— PROBLEM TO WORK ON —
Each line of the listing must be transcribed exactly, except for the images, which should be excluded.

— GIVEN INFORMATION —
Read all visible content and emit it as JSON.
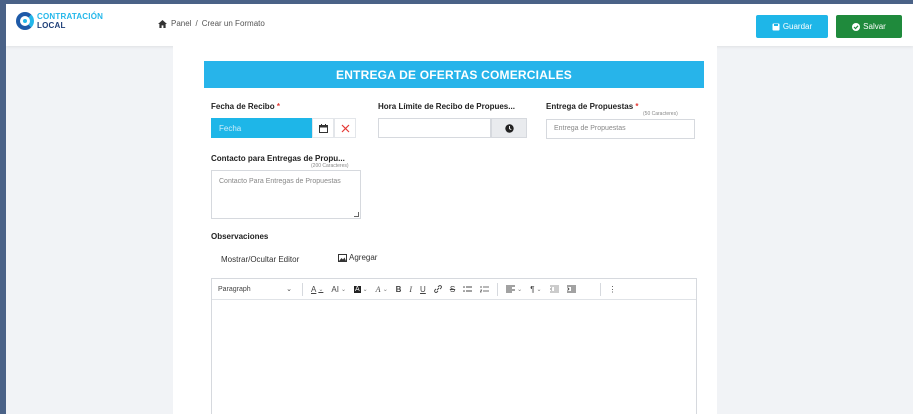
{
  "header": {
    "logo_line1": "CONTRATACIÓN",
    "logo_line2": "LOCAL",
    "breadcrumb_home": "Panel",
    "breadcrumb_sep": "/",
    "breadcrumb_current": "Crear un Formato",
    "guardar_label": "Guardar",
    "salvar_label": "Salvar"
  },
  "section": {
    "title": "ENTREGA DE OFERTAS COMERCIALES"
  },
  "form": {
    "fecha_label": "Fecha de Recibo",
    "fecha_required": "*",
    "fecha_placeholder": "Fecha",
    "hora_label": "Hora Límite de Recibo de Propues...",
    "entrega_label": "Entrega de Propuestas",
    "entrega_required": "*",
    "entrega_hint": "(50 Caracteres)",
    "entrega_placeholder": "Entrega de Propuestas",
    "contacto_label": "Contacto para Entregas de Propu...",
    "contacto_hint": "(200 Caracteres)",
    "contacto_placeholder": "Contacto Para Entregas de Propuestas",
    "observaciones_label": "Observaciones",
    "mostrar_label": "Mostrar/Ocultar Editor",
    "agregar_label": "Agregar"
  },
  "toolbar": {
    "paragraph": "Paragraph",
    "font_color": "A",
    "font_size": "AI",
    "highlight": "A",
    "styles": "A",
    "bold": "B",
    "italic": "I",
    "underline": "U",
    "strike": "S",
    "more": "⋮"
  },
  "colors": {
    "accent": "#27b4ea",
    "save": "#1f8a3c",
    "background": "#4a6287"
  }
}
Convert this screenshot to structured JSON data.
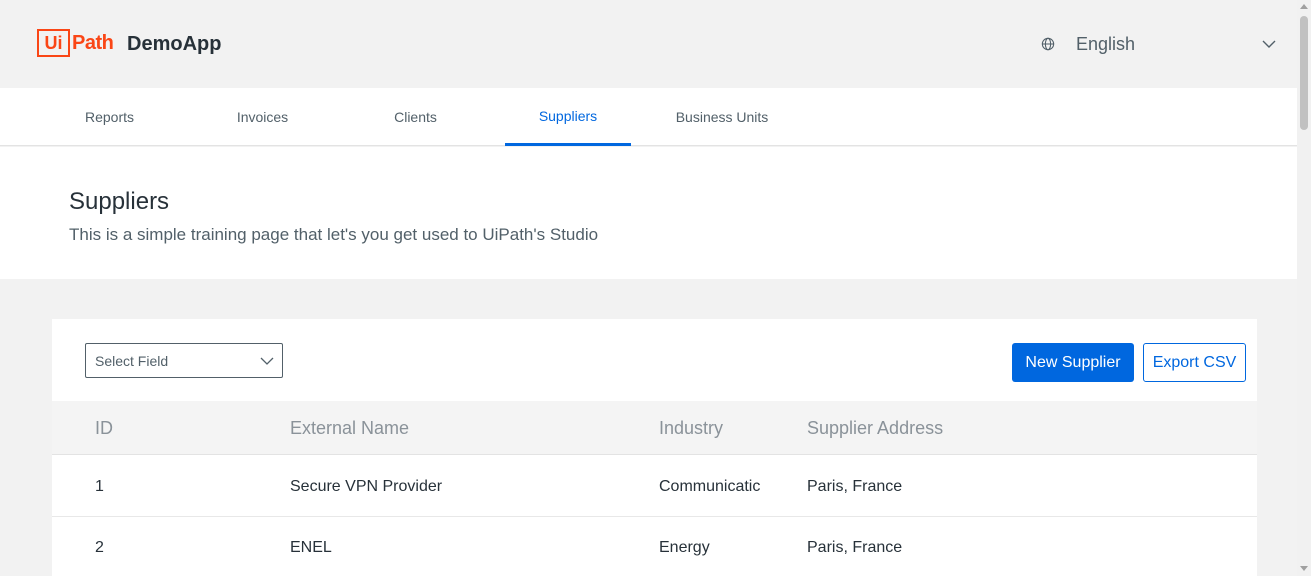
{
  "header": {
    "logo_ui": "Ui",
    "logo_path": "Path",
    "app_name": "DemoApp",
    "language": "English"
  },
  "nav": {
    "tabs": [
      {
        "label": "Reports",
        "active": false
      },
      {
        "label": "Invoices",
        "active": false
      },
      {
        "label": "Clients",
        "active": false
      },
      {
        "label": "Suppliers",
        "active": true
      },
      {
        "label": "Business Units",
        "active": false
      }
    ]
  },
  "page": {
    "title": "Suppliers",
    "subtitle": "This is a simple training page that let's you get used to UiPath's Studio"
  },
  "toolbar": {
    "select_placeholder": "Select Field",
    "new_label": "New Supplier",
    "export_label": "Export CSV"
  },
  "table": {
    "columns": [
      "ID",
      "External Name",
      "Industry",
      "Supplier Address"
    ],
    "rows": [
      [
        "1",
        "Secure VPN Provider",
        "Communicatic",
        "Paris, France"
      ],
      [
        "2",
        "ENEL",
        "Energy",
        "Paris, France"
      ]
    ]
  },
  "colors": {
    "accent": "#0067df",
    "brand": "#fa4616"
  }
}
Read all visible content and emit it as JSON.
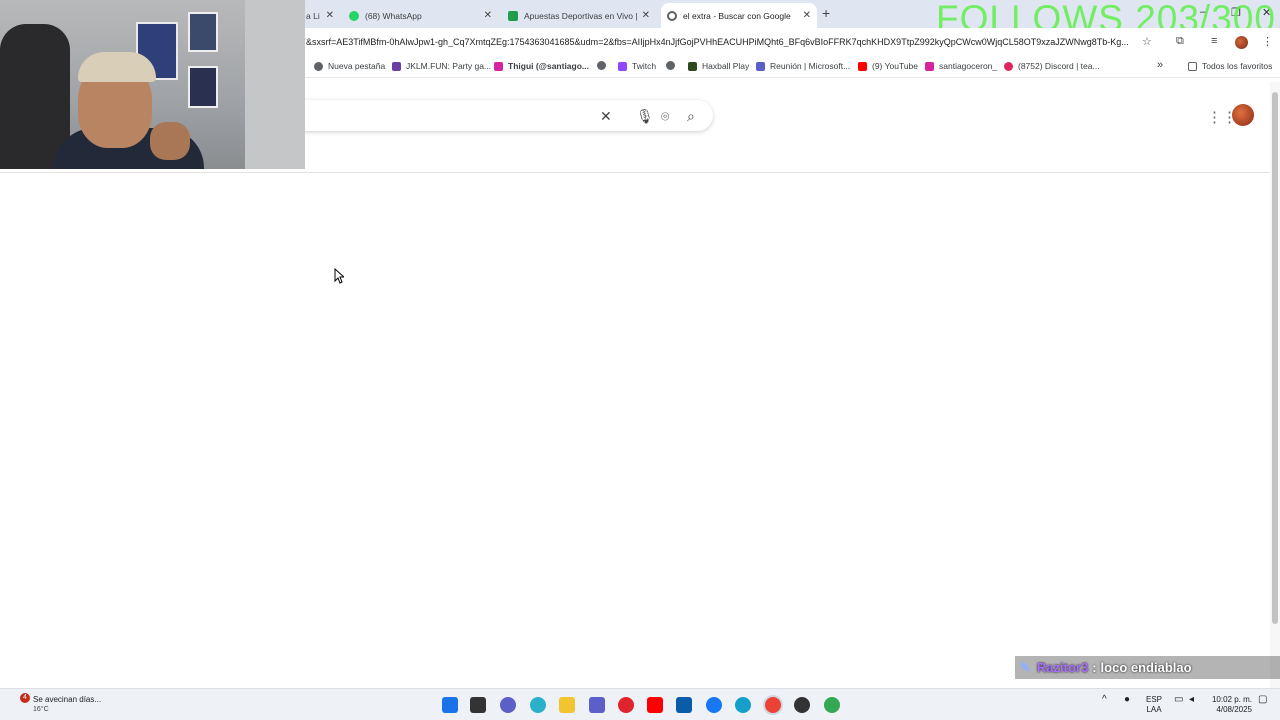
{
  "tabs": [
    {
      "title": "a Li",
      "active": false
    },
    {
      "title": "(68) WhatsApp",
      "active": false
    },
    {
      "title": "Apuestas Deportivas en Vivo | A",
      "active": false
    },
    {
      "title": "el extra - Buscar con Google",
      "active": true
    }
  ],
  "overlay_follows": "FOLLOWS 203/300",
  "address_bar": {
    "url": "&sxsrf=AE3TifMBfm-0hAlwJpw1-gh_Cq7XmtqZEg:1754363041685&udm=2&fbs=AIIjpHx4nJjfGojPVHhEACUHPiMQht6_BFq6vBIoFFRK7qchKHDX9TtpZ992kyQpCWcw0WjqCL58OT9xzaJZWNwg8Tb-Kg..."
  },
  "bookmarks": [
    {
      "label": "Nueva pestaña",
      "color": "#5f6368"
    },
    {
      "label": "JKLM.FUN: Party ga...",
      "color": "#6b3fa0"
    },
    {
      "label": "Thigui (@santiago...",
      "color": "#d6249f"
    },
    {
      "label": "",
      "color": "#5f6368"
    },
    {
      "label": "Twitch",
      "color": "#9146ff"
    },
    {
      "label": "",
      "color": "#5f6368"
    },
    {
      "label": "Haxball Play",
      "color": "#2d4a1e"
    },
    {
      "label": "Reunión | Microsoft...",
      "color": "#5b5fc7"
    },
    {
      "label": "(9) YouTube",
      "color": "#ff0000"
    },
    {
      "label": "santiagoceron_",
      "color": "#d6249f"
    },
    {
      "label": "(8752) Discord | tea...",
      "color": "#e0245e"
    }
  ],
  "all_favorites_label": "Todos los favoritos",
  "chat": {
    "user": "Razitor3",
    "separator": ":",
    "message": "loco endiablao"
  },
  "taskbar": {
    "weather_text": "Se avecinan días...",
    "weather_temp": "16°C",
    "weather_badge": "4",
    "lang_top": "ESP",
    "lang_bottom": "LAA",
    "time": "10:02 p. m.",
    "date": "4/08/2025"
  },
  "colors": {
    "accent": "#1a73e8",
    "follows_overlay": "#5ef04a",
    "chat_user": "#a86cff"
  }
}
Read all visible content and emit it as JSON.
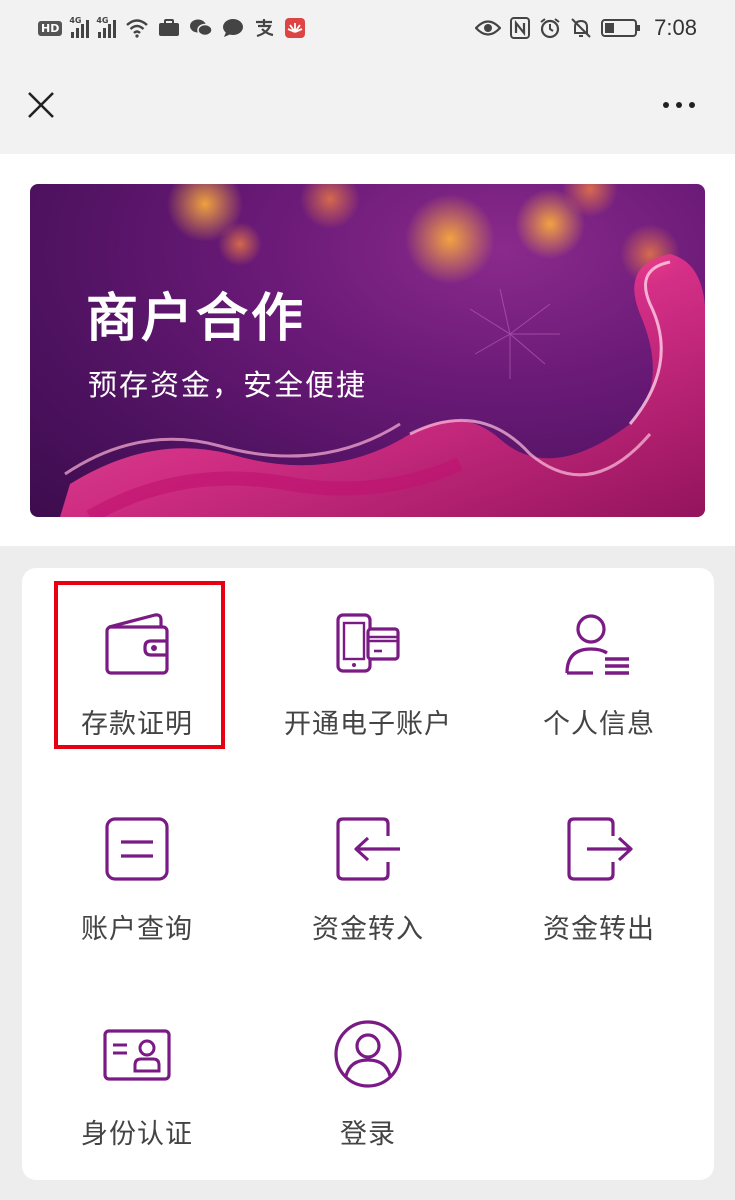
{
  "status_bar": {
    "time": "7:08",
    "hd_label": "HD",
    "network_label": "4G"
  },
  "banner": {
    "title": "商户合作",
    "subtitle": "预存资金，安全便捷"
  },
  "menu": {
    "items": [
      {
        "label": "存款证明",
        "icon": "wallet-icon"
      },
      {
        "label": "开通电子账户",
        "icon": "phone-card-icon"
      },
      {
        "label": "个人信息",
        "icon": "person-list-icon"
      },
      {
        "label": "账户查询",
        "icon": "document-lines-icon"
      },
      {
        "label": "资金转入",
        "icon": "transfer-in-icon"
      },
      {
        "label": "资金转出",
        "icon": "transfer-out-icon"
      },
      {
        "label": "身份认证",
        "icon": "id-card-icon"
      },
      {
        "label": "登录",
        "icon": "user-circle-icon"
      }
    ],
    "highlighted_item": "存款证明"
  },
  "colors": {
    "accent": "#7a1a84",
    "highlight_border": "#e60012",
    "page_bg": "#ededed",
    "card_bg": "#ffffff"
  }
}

— ANSWER BELOW —
Read all visible content and emit it as JSON.
{
  "header": {
    "logo_line1": "CONTRATACIÓN",
    "logo_line2": "LOCAL",
    "breadcrumb_home": "Panel",
    "breadcrumb_sep": "/",
    "breadcrumb_current": "Crear un Formato",
    "guardar_label": "Guardar",
    "salvar_label": "Salvar"
  },
  "section": {
    "title": "ENTREGA DE OFERTAS COMERCIALES"
  },
  "form": {
    "fecha_label": "Fecha de Recibo",
    "fecha_required": "*",
    "fecha_placeholder": "Fecha",
    "hora_label": "Hora Límite de Recibo de Propues...",
    "entrega_label": "Entrega de Propuestas",
    "entrega_required": "*",
    "entrega_hint": "(50 Caracteres)",
    "entrega_placeholder": "Entrega de Propuestas",
    "contacto_label": "Contacto para Entregas de Propu...",
    "contacto_hint": "(200 Caracteres)",
    "contacto_placeholder": "Contacto Para Entregas de Propuestas",
    "observaciones_label": "Observaciones",
    "mostrar_label": "Mostrar/Ocultar Editor",
    "agregar_label": "Agregar"
  },
  "toolbar": {
    "paragraph": "Paragraph",
    "font_color": "A",
    "font_size": "AI",
    "highlight": "A",
    "styles": "A",
    "bold": "B",
    "italic": "I",
    "underline": "U",
    "strike": "S",
    "more": "⋮"
  },
  "colors": {
    "accent": "#27b4ea",
    "save": "#1f8a3c",
    "background": "#4a6287"
  }
}
Convert this screenshot to structured JSON data.
{
  "header": {
    "logo_ui": "Ui",
    "logo_path": "Path",
    "app_name": "DemoApp",
    "language": "English"
  },
  "nav": {
    "tabs": [
      {
        "label": "Reports",
        "active": false
      },
      {
        "label": "Invoices",
        "active": false
      },
      {
        "label": "Clients",
        "active": false
      },
      {
        "label": "Suppliers",
        "active": true
      },
      {
        "label": "Business Units",
        "active": false
      }
    ]
  },
  "page": {
    "title": "Suppliers",
    "subtitle": "This is a simple training page that let's you get used to UiPath's Studio"
  },
  "toolbar": {
    "select_placeholder": "Select Field",
    "new_label": "New Supplier",
    "export_label": "Export CSV"
  },
  "table": {
    "columns": [
      "ID",
      "External Name",
      "Industry",
      "Supplier Address"
    ],
    "rows": [
      [
        "1",
        "Secure VPN Provider",
        "Communicatic",
        "Paris, France"
      ],
      [
        "2",
        "ENEL",
        "Energy",
        "Paris, France"
      ]
    ]
  },
  "colors": {
    "accent": "#0067df",
    "brand": "#fa4616"
  }
}
Read all visible content and emit it as JSON.
{
  "tabs": [
    {
      "title": "a Li",
      "active": false
    },
    {
      "title": "(68) WhatsApp",
      "active": false
    },
    {
      "title": "Apuestas Deportivas en Vivo | A",
      "active": false
    },
    {
      "title": "el extra - Buscar con Google",
      "active": true
    }
  ],
  "overlay_follows": "FOLLOWS 203/300",
  "address_bar": {
    "url": "&sxsrf=AE3TifMBfm-0hAlwJpw1-gh_Cq7XmtqZEg:1754363041685&udm=2&fbs=AIIjpHx4nJjfGojPVHhEACUHPiMQht6_BFq6vBIoFFRK7qchKHDX9TtpZ992kyQpCWcw0WjqCL58OT9xzaJZWNwg8Tb-Kg..."
  },
  "bookmarks": [
    {
      "label": "Nueva pestaña",
      "color": "#5f6368"
    },
    {
      "label": "JKLM.FUN: Party ga...",
      "color": "#6b3fa0"
    },
    {
      "label": "Thigui (@santiago...",
      "color": "#d6249f"
    },
    {
      "label": "",
      "color": "#5f6368"
    },
    {
      "label": "Twitch",
      "color": "#9146ff"
    },
    {
      "label": "",
      "color": "#5f6368"
    },
    {
      "label": "Haxball Play",
      "color": "#2d4a1e"
    },
    {
      "label": "Reunión | Microsoft...",
      "color": "#5b5fc7"
    },
    {
      "label": "(9) YouTube",
      "color": "#ff0000"
    },
    {
      "label": "santiagoceron_",
      "color": "#d6249f"
    },
    {
      "label": "(8752) Discord | tea...",
      "color": "#e0245e"
    }
  ],
  "all_favorites_label": "Todos los favoritos",
  "chat": {
    "user": "Razitor3",
    "separator": ":",
    "message": "loco endiablao"
  },
  "taskbar": {
    "weather_text": "Se avecinan días...",
    "weather_temp": "16°C",
    "weather_badge": "4",
    "lang_top": "ESP",
    "lang_bottom": "LAA",
    "time": "10:02 p. m.",
    "date": "4/08/2025"
  },
  "colors": {
    "accent": "#1a73e8",
    "follows_overlay": "#5ef04a",
    "chat_user": "#a86cff"
  }
}
Read all visible content and emit it as JSON.
{
  "status_bar": {
    "time": "7:08",
    "hd_label": "HD",
    "network_label": "4G"
  },
  "banner": {
    "title": "商户合作",
    "subtitle": "预存资金，安全便捷"
  },
  "menu": {
    "items": [
      {
        "label": "存款证明",
        "icon": "wallet-icon"
      },
      {
        "label": "开通电子账户",
        "icon": "phone-card-icon"
      },
      {
        "label": "个人信息",
        "icon": "person-list-icon"
      },
      {
        "label": "账户查询",
        "icon": "document-lines-icon"
      },
      {
        "label": "资金转入",
        "icon": "transfer-in-icon"
      },
      {
        "label": "资金转出",
        "icon": "transfer-out-icon"
      },
      {
        "label": "身份认证",
        "icon": "id-card-icon"
      },
      {
        "label": "登录",
        "icon": "user-circle-icon"
      }
    ],
    "highlighted_item": "存款证明"
  },
  "colors": {
    "accent": "#7a1a84",
    "highlight_border": "#e60012",
    "page_bg": "#ededed",
    "card_bg": "#ffffff"
  }
}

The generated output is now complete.